> [CHALLENGE]:
Format the listing below as a Markdown table with the columns Row and Line, numbering each line and skipping blank ones. Include only the lines from the first line of the listing through the line that contains "xtick-label-feb: Feb — [875, 600, 906, 620]", both ends included.

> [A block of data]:
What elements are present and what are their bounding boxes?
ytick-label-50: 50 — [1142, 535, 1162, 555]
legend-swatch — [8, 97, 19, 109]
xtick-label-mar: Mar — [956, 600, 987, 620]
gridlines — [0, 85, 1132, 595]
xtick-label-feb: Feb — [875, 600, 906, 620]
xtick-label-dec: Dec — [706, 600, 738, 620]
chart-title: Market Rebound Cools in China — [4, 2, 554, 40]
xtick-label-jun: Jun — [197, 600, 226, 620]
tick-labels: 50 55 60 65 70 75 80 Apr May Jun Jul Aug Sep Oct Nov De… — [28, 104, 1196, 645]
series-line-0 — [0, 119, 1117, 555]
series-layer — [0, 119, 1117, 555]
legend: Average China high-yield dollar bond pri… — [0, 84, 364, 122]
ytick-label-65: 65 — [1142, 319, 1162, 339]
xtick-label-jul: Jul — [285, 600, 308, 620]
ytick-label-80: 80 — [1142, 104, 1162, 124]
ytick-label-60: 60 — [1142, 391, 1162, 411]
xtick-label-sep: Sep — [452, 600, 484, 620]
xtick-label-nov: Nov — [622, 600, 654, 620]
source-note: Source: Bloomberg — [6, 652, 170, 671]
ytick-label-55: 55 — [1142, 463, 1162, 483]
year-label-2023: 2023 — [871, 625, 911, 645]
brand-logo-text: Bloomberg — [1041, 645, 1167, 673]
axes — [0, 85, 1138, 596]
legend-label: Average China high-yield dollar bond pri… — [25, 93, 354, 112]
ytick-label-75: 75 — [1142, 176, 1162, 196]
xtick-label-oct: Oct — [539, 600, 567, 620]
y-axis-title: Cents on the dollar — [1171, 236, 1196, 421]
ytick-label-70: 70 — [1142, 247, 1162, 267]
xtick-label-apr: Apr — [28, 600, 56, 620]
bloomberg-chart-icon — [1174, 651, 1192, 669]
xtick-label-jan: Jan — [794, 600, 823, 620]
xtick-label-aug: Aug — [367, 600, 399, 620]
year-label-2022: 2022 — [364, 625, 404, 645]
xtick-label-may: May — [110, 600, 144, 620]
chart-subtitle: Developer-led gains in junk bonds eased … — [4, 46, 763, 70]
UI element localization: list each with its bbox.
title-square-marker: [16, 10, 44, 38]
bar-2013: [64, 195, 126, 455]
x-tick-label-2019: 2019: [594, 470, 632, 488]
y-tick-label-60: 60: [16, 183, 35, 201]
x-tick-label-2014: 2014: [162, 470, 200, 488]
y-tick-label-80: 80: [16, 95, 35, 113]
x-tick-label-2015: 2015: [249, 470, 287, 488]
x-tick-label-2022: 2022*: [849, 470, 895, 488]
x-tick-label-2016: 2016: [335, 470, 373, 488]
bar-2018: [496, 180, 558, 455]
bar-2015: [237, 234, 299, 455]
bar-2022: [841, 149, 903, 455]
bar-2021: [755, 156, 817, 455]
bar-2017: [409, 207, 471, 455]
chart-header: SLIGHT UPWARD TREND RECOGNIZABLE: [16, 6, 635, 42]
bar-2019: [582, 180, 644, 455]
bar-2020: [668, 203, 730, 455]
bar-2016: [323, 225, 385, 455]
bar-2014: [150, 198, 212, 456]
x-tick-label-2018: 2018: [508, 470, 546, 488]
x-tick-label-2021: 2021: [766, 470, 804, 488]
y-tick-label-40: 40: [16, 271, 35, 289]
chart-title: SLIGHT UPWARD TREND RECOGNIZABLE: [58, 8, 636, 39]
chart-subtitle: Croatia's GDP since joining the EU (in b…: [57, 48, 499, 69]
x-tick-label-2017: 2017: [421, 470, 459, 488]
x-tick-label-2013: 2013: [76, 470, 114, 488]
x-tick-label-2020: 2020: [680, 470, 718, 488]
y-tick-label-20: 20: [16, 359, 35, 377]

> [RESULT FOR THIS TASK]:
| Row | Line |
|---|---|
| 1 | What elements are present and what are their bounding boxes? |
| 2 | ytick-label-50: 50 — [1142, 535, 1162, 555] |
| 3 | legend-swatch — [8, 97, 19, 109] |
| 4 | xtick-label-mar: Mar — [956, 600, 987, 620] |
| 5 | gridlines — [0, 85, 1132, 595] |
| 6 | xtick-label-feb: Feb — [875, 600, 906, 620] |